Copy all records verbatim.

------------------------------------------------------------

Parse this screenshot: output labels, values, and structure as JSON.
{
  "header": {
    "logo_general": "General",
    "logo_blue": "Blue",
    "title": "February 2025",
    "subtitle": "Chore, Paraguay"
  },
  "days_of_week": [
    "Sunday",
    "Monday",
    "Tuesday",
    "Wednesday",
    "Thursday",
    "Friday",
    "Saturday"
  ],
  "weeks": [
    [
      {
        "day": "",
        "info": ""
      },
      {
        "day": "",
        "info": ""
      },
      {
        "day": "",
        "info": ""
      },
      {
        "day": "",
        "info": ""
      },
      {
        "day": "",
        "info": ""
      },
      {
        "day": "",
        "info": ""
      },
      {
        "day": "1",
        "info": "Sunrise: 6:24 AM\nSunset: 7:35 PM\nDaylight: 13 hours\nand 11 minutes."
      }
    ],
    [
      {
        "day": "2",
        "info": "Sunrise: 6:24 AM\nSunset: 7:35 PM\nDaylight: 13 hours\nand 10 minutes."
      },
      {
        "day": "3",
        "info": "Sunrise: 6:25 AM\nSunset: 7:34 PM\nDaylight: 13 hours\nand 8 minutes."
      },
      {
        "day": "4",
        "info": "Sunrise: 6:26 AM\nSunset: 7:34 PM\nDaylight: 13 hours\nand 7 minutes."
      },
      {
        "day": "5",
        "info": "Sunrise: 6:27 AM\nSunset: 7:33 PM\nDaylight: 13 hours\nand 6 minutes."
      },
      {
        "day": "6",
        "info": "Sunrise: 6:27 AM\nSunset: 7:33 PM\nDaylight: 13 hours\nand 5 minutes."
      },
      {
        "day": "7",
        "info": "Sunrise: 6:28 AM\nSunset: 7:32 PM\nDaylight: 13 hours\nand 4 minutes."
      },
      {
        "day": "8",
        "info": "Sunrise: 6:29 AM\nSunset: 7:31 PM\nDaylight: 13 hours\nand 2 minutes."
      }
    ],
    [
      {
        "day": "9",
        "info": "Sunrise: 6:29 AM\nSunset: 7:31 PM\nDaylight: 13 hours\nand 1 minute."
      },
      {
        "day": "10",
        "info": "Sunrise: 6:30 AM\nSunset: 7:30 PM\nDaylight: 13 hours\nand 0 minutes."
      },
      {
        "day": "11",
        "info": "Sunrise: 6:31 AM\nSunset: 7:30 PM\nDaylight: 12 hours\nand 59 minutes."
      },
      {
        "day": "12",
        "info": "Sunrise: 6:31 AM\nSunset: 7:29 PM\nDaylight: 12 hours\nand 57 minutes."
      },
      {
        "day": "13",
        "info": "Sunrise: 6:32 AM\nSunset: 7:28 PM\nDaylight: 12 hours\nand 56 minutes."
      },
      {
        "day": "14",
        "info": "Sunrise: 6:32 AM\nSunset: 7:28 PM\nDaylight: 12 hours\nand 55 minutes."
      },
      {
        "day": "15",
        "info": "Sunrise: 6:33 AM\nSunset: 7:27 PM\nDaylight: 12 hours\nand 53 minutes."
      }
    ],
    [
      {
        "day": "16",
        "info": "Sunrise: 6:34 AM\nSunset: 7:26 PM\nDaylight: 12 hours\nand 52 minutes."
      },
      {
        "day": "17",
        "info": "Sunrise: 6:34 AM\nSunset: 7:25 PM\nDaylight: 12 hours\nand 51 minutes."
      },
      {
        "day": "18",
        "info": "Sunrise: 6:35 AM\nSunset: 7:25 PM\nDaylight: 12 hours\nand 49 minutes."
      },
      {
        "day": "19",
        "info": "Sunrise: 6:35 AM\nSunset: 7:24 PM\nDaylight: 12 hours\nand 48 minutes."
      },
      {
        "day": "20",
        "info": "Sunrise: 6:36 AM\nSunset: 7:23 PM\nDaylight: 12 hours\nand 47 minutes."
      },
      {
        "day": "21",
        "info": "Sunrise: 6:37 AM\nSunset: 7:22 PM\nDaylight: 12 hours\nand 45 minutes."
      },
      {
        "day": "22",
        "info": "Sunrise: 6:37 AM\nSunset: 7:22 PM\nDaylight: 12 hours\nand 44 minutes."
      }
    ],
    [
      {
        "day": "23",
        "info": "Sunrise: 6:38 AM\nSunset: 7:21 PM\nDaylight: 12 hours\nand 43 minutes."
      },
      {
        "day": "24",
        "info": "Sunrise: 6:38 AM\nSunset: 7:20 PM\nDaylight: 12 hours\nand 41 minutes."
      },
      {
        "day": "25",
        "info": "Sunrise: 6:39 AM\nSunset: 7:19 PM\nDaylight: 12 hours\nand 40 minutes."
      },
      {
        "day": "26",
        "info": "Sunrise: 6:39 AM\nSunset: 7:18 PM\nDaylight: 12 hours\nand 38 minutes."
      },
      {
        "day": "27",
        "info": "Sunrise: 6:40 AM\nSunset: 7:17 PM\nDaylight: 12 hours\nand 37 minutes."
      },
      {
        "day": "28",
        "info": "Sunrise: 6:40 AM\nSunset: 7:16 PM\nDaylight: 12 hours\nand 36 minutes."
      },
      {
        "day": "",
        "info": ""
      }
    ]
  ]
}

------------------------------------------------------------

Task result
Parse this screenshot: output labels, values, and structure as JSON.
{
  "header": {
    "logo_general": "General",
    "logo_blue": "Blue",
    "title": "February 2025",
    "subtitle": "Chore, Paraguay"
  },
  "days_of_week": [
    "Sunday",
    "Monday",
    "Tuesday",
    "Wednesday",
    "Thursday",
    "Friday",
    "Saturday"
  ],
  "weeks": [
    [
      {
        "day": "",
        "info": ""
      },
      {
        "day": "",
        "info": ""
      },
      {
        "day": "",
        "info": ""
      },
      {
        "day": "",
        "info": ""
      },
      {
        "day": "",
        "info": ""
      },
      {
        "day": "",
        "info": ""
      },
      {
        "day": "1",
        "info": "Sunrise: 6:24 AM\nSunset: 7:35 PM\nDaylight: 13 hours\nand 11 minutes."
      }
    ],
    [
      {
        "day": "2",
        "info": "Sunrise: 6:24 AM\nSunset: 7:35 PM\nDaylight: 13 hours\nand 10 minutes."
      },
      {
        "day": "3",
        "info": "Sunrise: 6:25 AM\nSunset: 7:34 PM\nDaylight: 13 hours\nand 8 minutes."
      },
      {
        "day": "4",
        "info": "Sunrise: 6:26 AM\nSunset: 7:34 PM\nDaylight: 13 hours\nand 7 minutes."
      },
      {
        "day": "5",
        "info": "Sunrise: 6:27 AM\nSunset: 7:33 PM\nDaylight: 13 hours\nand 6 minutes."
      },
      {
        "day": "6",
        "info": "Sunrise: 6:27 AM\nSunset: 7:33 PM\nDaylight: 13 hours\nand 5 minutes."
      },
      {
        "day": "7",
        "info": "Sunrise: 6:28 AM\nSunset: 7:32 PM\nDaylight: 13 hours\nand 4 minutes."
      },
      {
        "day": "8",
        "info": "Sunrise: 6:29 AM\nSunset: 7:31 PM\nDaylight: 13 hours\nand 2 minutes."
      }
    ],
    [
      {
        "day": "9",
        "info": "Sunrise: 6:29 AM\nSunset: 7:31 PM\nDaylight: 13 hours\nand 1 minute."
      },
      {
        "day": "10",
        "info": "Sunrise: 6:30 AM\nSunset: 7:30 PM\nDaylight: 13 hours\nand 0 minutes."
      },
      {
        "day": "11",
        "info": "Sunrise: 6:31 AM\nSunset: 7:30 PM\nDaylight: 12 hours\nand 59 minutes."
      },
      {
        "day": "12",
        "info": "Sunrise: 6:31 AM\nSunset: 7:29 PM\nDaylight: 12 hours\nand 57 minutes."
      },
      {
        "day": "13",
        "info": "Sunrise: 6:32 AM\nSunset: 7:28 PM\nDaylight: 12 hours\nand 56 minutes."
      },
      {
        "day": "14",
        "info": "Sunrise: 6:32 AM\nSunset: 7:28 PM\nDaylight: 12 hours\nand 55 minutes."
      },
      {
        "day": "15",
        "info": "Sunrise: 6:33 AM\nSunset: 7:27 PM\nDaylight: 12 hours\nand 53 minutes."
      }
    ],
    [
      {
        "day": "16",
        "info": "Sunrise: 6:34 AM\nSunset: 7:26 PM\nDaylight: 12 hours\nand 52 minutes."
      },
      {
        "day": "17",
        "info": "Sunrise: 6:34 AM\nSunset: 7:25 PM\nDaylight: 12 hours\nand 51 minutes."
      },
      {
        "day": "18",
        "info": "Sunrise: 6:35 AM\nSunset: 7:25 PM\nDaylight: 12 hours\nand 49 minutes."
      },
      {
        "day": "19",
        "info": "Sunrise: 6:35 AM\nSunset: 7:24 PM\nDaylight: 12 hours\nand 48 minutes."
      },
      {
        "day": "20",
        "info": "Sunrise: 6:36 AM\nSunset: 7:23 PM\nDaylight: 12 hours\nand 47 minutes."
      },
      {
        "day": "21",
        "info": "Sunrise: 6:37 AM\nSunset: 7:22 PM\nDaylight: 12 hours\nand 45 minutes."
      },
      {
        "day": "22",
        "info": "Sunrise: 6:37 AM\nSunset: 7:22 PM\nDaylight: 12 hours\nand 44 minutes."
      }
    ],
    [
      {
        "day": "23",
        "info": "Sunrise: 6:38 AM\nSunset: 7:21 PM\nDaylight: 12 hours\nand 43 minutes."
      },
      {
        "day": "24",
        "info": "Sunrise: 6:38 AM\nSunset: 7:20 PM\nDaylight: 12 hours\nand 41 minutes."
      },
      {
        "day": "25",
        "info": "Sunrise: 6:39 AM\nSunset: 7:19 PM\nDaylight: 12 hours\nand 40 minutes."
      },
      {
        "day": "26",
        "info": "Sunrise: 6:39 AM\nSunset: 7:18 PM\nDaylight: 12 hours\nand 38 minutes."
      },
      {
        "day": "27",
        "info": "Sunrise: 6:40 AM\nSunset: 7:17 PM\nDaylight: 12 hours\nand 37 minutes."
      },
      {
        "day": "28",
        "info": "Sunrise: 6:40 AM\nSunset: 7:16 PM\nDaylight: 12 hours\nand 36 minutes."
      },
      {
        "day": "",
        "info": ""
      }
    ]
  ]
}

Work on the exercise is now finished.